*** Opening of Provided text ***

ERROR: Compiled fragment shader was corrupt.
Failed to load texture
#define STB_IMAGE_IMPLEMENTATION
#include <glad/glad.h>
#include <GLFW/glfw3.h>
#include <stb_image.h>
#include <shader_s.h>
#include <glm/glm.hpp>
#include <glm/gtc/matrix_transform.hpp>
#include <glm/gtc/type_ptr.hpp>
#include <iostream>
void framebuffer_size_callback(GLFWwindow* window, int width, int height);
void processInput(GLFWwindow *window);
// settings
const unsigned int SCR_WIDTH = 800;
const unsigned int SCR_HEIGHT = 600;
int main()
{
// glfw: initialize and configure
// ------------------------------
glfwInit();
glfwWindowHint(GLFW_CONTEXT_VERSION_MAJOR, 3);
glfwWindowHint(GLFW_CONTEXT_VERSION_MINOR, 3);
glfwWindowHint(GLFW_OPENGL_PROFILE, GLFW_OPENGL_CORE_PROFILE);
#ifdef __APPLE__
glfwWindowHint(GLFW_OPENGL_FORWARD_COMPAT, GL_TRUE); // uncomment this statement to fix compilation on OS X
#endif
// glfw window creation
// --------------------
GLFWwindow* window = glfwCreateWindow(SCR_WIDTH, SCR_HEIGHT, "LearnOpenGL", NULL, NULL);
if (window == NULL)
{
std::cout << "Failed to create GLFW window" << std::endl;
glfwTerminate();
return -1;
}
glfwMakeContextCurrent(window);
glfwSetFramebufferSizeCallback(window, framebuffer_size_callback);
// glad: load all OpenGL function pointers
// ---------------------------------------
if (!gladLoadGLLoader((GLADloadproc)glfwGetProcAddress))

*** Close of Provided text ***
*** Opening of Dataset extract ***

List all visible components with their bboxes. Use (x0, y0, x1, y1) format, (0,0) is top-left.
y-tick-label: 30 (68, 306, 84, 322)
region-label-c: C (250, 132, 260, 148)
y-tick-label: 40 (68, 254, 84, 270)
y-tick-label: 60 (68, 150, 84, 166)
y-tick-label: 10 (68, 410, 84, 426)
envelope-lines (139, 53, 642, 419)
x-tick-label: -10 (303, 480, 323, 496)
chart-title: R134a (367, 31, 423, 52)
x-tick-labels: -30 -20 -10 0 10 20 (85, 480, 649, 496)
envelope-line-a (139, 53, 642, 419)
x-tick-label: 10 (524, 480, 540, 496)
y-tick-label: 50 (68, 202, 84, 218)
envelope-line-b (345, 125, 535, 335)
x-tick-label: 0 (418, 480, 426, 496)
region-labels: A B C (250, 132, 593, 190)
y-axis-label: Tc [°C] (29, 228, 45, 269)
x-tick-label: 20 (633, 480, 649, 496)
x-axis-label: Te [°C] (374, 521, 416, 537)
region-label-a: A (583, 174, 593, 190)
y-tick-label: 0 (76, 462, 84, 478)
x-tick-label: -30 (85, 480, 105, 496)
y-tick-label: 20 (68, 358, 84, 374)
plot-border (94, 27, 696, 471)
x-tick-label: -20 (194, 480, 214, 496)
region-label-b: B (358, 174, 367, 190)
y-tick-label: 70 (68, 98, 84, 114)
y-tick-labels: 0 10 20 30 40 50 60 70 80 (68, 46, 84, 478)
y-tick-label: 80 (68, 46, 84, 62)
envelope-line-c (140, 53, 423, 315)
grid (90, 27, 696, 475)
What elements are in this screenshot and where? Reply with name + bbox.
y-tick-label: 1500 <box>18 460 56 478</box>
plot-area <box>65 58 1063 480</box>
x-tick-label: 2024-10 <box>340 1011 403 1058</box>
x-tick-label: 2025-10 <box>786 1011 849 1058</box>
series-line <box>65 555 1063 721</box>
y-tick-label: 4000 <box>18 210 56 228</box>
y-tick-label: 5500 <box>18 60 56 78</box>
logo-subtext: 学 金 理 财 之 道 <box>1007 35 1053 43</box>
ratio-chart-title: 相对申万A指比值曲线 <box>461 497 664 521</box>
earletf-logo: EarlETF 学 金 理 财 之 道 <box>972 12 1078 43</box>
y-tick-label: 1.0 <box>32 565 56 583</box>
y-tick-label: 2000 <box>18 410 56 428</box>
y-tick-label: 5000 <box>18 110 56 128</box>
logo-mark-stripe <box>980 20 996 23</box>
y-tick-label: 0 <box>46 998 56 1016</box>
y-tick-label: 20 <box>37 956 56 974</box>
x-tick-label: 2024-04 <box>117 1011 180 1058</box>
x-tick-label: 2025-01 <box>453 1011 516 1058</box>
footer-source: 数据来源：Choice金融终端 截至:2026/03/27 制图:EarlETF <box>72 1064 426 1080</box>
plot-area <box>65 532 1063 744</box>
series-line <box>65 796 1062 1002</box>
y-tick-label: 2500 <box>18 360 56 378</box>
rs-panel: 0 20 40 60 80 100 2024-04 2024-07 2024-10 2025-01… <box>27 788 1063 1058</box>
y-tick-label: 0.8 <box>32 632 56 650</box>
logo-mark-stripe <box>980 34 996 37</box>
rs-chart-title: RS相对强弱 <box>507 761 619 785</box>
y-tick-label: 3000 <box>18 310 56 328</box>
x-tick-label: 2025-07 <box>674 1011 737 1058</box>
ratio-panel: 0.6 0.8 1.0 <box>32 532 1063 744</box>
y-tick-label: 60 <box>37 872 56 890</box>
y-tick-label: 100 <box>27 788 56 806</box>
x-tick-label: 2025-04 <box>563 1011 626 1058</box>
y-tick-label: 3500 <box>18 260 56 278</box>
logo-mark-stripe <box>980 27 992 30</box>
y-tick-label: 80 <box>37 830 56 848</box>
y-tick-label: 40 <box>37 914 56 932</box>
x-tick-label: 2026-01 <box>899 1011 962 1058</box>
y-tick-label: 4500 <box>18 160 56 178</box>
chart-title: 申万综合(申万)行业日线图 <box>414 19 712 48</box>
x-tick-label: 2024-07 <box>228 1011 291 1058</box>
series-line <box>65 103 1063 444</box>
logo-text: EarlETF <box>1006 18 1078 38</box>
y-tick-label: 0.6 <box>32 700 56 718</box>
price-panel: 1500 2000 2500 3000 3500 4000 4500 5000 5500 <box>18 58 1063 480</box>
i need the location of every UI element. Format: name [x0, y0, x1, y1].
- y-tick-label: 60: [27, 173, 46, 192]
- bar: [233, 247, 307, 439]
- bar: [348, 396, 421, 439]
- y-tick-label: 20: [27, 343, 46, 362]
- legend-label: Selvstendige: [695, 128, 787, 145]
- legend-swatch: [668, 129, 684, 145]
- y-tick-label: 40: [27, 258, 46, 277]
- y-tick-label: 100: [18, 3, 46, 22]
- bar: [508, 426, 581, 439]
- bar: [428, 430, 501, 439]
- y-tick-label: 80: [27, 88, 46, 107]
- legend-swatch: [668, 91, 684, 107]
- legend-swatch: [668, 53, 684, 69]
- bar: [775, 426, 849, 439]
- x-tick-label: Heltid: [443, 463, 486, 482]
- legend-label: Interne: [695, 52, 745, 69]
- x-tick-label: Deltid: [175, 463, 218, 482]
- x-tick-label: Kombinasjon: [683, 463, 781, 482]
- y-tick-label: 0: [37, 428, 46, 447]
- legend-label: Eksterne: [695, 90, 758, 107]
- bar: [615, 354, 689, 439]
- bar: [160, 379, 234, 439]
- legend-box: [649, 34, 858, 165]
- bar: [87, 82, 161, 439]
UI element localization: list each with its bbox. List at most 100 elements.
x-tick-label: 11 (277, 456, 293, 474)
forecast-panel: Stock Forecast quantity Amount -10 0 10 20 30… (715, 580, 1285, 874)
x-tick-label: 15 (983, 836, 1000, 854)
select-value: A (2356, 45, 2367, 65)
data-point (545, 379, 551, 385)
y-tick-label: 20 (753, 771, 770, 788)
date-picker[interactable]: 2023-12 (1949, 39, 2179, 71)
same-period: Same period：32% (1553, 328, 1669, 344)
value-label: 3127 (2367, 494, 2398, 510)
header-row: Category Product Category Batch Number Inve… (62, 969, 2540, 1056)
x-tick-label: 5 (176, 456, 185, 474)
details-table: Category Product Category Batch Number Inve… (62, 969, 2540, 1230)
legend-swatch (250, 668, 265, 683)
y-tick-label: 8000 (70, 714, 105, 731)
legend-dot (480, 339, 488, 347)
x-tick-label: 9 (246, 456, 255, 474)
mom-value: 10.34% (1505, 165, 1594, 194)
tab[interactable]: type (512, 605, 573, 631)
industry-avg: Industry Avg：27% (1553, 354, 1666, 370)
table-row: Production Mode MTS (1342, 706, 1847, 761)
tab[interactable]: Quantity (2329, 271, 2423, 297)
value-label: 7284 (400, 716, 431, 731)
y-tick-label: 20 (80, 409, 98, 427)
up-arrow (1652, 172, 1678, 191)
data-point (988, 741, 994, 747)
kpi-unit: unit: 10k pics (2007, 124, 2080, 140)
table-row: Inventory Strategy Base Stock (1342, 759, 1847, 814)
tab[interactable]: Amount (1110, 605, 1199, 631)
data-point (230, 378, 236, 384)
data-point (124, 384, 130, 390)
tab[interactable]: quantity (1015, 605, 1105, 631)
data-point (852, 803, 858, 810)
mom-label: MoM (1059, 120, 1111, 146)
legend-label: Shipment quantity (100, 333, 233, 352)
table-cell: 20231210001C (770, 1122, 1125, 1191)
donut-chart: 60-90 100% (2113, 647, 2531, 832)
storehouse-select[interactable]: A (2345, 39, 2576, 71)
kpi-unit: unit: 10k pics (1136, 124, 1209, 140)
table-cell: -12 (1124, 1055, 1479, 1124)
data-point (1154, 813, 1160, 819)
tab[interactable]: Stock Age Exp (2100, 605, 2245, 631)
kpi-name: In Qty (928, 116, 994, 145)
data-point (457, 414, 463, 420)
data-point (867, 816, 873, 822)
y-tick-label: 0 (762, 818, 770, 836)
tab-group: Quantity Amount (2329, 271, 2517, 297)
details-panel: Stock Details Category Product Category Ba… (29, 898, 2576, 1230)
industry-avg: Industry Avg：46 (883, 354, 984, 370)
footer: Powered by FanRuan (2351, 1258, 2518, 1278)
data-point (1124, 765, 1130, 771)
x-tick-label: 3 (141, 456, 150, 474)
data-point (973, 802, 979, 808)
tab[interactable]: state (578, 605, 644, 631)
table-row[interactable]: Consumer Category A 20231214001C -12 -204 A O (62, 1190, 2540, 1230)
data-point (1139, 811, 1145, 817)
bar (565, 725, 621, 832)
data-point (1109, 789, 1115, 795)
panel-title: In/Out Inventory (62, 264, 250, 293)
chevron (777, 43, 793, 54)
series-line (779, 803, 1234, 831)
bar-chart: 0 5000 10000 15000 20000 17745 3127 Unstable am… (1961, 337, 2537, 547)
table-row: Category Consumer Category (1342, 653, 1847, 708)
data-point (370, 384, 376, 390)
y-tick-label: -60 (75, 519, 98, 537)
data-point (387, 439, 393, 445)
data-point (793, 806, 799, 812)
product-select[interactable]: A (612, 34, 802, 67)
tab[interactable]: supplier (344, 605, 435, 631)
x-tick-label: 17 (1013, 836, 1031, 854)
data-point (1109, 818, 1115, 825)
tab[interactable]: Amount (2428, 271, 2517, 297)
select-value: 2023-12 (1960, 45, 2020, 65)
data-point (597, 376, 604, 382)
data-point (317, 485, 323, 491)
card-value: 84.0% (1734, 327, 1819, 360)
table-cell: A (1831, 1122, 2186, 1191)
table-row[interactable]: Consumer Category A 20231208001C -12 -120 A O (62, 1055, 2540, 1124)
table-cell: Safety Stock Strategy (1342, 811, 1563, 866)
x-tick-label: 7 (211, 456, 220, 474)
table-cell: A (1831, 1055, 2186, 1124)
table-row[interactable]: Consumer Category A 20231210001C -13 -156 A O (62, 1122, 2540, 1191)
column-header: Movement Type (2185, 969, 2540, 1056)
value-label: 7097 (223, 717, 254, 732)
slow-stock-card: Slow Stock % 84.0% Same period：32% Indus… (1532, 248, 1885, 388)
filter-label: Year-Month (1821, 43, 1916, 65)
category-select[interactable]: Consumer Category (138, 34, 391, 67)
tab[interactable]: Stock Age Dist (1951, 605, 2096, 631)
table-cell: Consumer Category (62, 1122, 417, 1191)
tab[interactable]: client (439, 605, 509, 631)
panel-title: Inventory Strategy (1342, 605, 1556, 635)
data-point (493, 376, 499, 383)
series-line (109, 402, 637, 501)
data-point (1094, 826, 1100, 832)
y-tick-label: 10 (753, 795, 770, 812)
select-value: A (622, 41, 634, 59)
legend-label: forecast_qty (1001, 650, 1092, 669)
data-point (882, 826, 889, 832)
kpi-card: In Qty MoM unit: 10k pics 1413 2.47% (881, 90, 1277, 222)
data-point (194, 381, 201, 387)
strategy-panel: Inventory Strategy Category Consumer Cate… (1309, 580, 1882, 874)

*** Close of Dataset extract ***

- _What you should do_: Translate the sentence "ERROR: Compiled fragment shader was corrupt." from the OpenGL code excerpt into Spanish. The records are not needed for this.

- _Output of the task_: ERROR: El sombreador de fragmentos compilado estaba corrupto.